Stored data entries
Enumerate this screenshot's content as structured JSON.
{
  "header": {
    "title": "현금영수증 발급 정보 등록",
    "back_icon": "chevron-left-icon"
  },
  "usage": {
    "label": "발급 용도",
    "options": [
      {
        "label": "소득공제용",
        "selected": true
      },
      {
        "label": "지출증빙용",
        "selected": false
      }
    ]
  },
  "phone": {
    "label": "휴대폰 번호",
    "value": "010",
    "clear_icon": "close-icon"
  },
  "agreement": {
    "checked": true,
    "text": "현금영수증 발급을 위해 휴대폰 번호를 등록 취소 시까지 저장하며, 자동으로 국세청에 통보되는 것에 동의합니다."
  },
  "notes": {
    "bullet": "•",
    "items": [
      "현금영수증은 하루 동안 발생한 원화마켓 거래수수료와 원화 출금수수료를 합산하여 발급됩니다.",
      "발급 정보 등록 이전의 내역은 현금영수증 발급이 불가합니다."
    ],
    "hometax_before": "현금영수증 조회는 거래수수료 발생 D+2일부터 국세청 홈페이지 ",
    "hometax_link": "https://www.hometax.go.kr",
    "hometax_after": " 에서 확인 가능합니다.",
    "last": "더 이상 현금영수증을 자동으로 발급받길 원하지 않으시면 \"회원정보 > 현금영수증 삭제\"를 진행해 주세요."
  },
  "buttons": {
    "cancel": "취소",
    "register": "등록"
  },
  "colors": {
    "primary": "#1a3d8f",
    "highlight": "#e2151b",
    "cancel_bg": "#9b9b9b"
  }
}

» **Short exercise**:
The records above should be repeated in full, exactly as given.

» **Answer to the exercise**:
Enumerate this screenshot's content as structured JSON.
{
  "header": {
    "title": "현금영수증 발급 정보 등록",
    "back_icon": "chevron-left-icon"
  },
  "usage": {
    "label": "발급 용도",
    "options": [
      {
        "label": "소득공제용",
        "selected": true
      },
      {
        "label": "지출증빙용",
        "selected": false
      }
    ]
  },
  "phone": {
    "label": "휴대폰 번호",
    "value": "010",
    "clear_icon": "close-icon"
  },
  "agreement": {
    "checked": true,
    "text": "현금영수증 발급을 위해 휴대폰 번호를 등록 취소 시까지 저장하며, 자동으로 국세청에 통보되는 것에 동의합니다."
  },
  "notes": {
    "bullet": "•",
    "items": [
      "현금영수증은 하루 동안 발생한 원화마켓 거래수수료와 원화 출금수수료를 합산하여 발급됩니다.",
      "발급 정보 등록 이전의 내역은 현금영수증 발급이 불가합니다."
    ],
    "hometax_before": "현금영수증 조회는 거래수수료 발생 D+2일부터 국세청 홈페이지 ",
    "hometax_link": "https://www.hometax.go.kr",
    "hometax_after": " 에서 확인 가능합니다.",
    "last": "더 이상 현금영수증을 자동으로 발급받길 원하지 않으시면 \"회원정보 > 현금영수증 삭제\"를 진행해 주세요."
  },
  "buttons": {
    "cancel": "취소",
    "register": "등록"
  },
  "colors": {
    "primary": "#1a3d8f",
    "highlight": "#e2151b",
    "cancel_bg": "#9b9b9b"
  }
}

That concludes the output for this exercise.